■ **Goal of the exercise**: Repeat all the material exactly; pictures stay out of your copy.

■ **Records to use**:

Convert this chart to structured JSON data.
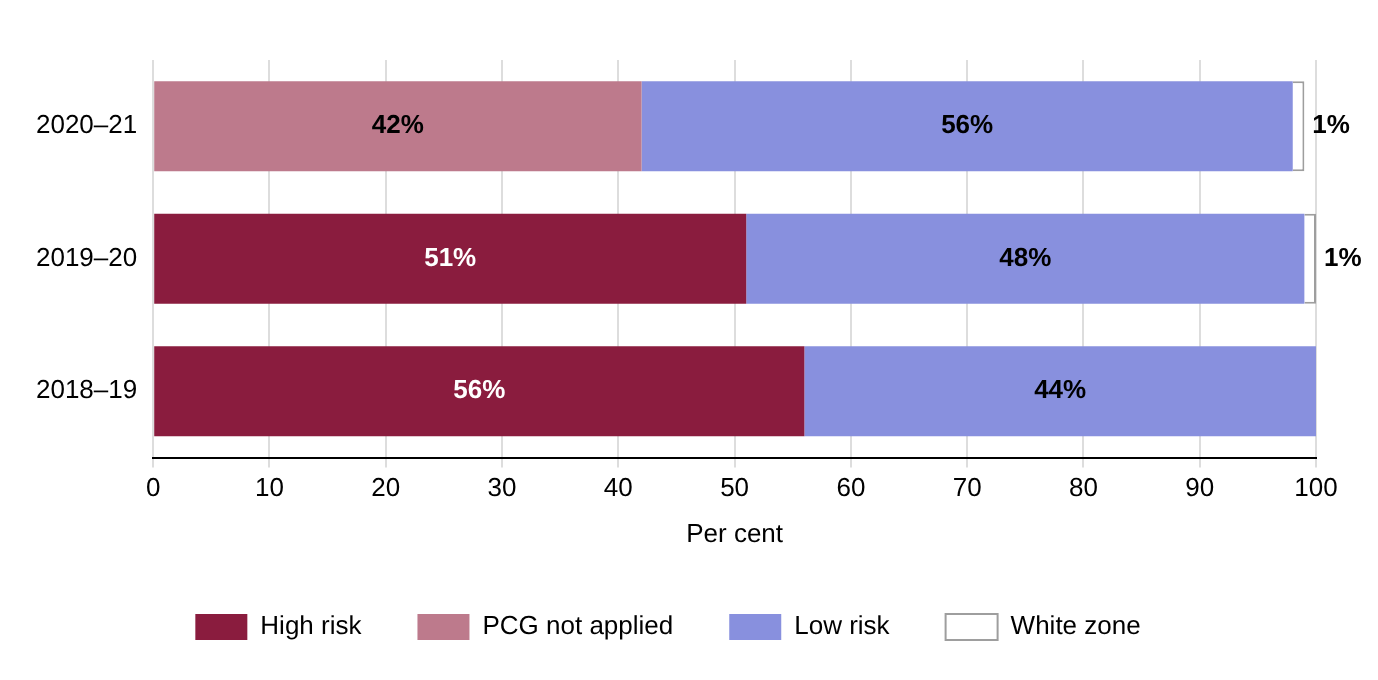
{
  "chart_data": {
    "type": "bar",
    "orientation": "horizontal",
    "stacked": true,
    "xlabel": "Per cent",
    "categories": [
      "2020–21",
      "2019–20",
      "2018–19"
    ],
    "series": [
      {
        "name": "High risk",
        "color": "#8a1c3e",
        "values": [
          null,
          51,
          56
        ],
        "value_labels": [
          null,
          "51%",
          "56%"
        ]
      },
      {
        "name": "PCG not applied",
        "color": "#bd7a8c",
        "values": [
          42,
          null,
          null
        ],
        "value_labels": [
          "42%",
          null,
          null
        ]
      },
      {
        "name": "Low risk",
        "color": "#8890de",
        "values": [
          56,
          48,
          44
        ],
        "value_labels": [
          "56%",
          "48%",
          "44%"
        ]
      },
      {
        "name": "White zone",
        "color": "#ffffff",
        "values": [
          1,
          1,
          null
        ],
        "value_labels": [
          "1%",
          "1%",
          null
        ]
      }
    ],
    "xlim": [
      0,
      100
    ],
    "xticks": [
      0,
      10,
      20,
      30,
      40,
      50,
      60,
      70,
      80,
      90,
      100
    ],
    "grid": "x",
    "legend": "bottom"
  }
}
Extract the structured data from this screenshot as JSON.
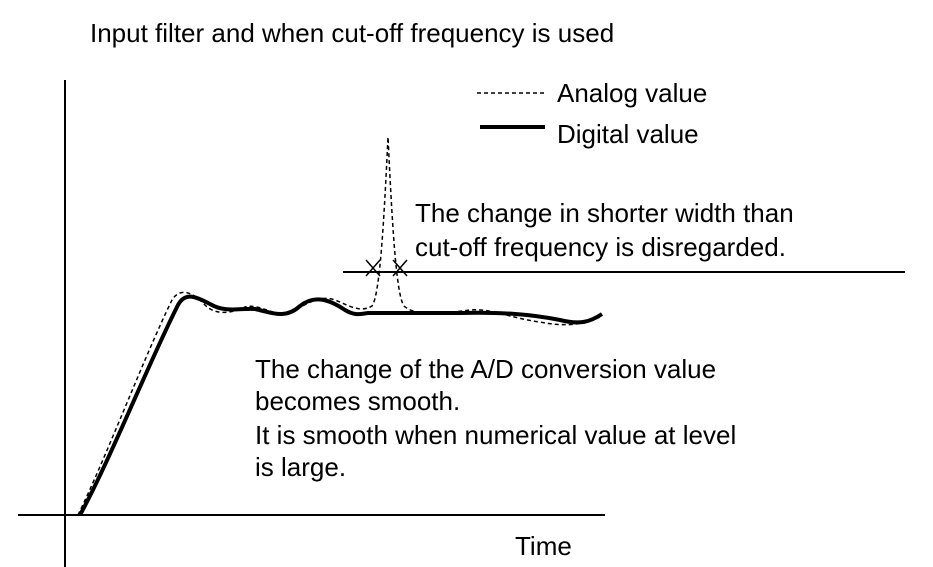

■ **Expected output**:
Convert this chart to structured JSON data.
{
  "chart_data": {
    "type": "bar",
    "orientation": "horizontal",
    "stacked": true,
    "xlabel": "Per cent",
    "categories": [
      "2020–21",
      "2019–20",
      "2018–19"
    ],
    "series": [
      {
        "name": "High risk",
        "color": "#8a1c3e",
        "values": [
          null,
          51,
          56
        ],
        "value_labels": [
          null,
          "51%",
          "56%"
        ]
      },
      {
        "name": "PCG not applied",
        "color": "#bd7a8c",
        "values": [
          42,
          null,
          null
        ],
        "value_labels": [
          "42%",
          null,
          null
        ]
      },
      {
        "name": "Low risk",
        "color": "#8890de",
        "values": [
          56,
          48,
          44
        ],
        "value_labels": [
          "56%",
          "48%",
          "44%"
        ]
      },
      {
        "name": "White zone",
        "color": "#ffffff",
        "values": [
          1,
          1,
          null
        ],
        "value_labels": [
          "1%",
          "1%",
          null
        ]
      }
    ],
    "xlim": [
      0,
      100
    ],
    "xticks": [
      0,
      10,
      20,
      30,
      40,
      50,
      60,
      70,
      80,
      90,
      100
    ],
    "grid": "x",
    "legend": "bottom"
  }
}
Extract the structured data from this screenshot as JSON.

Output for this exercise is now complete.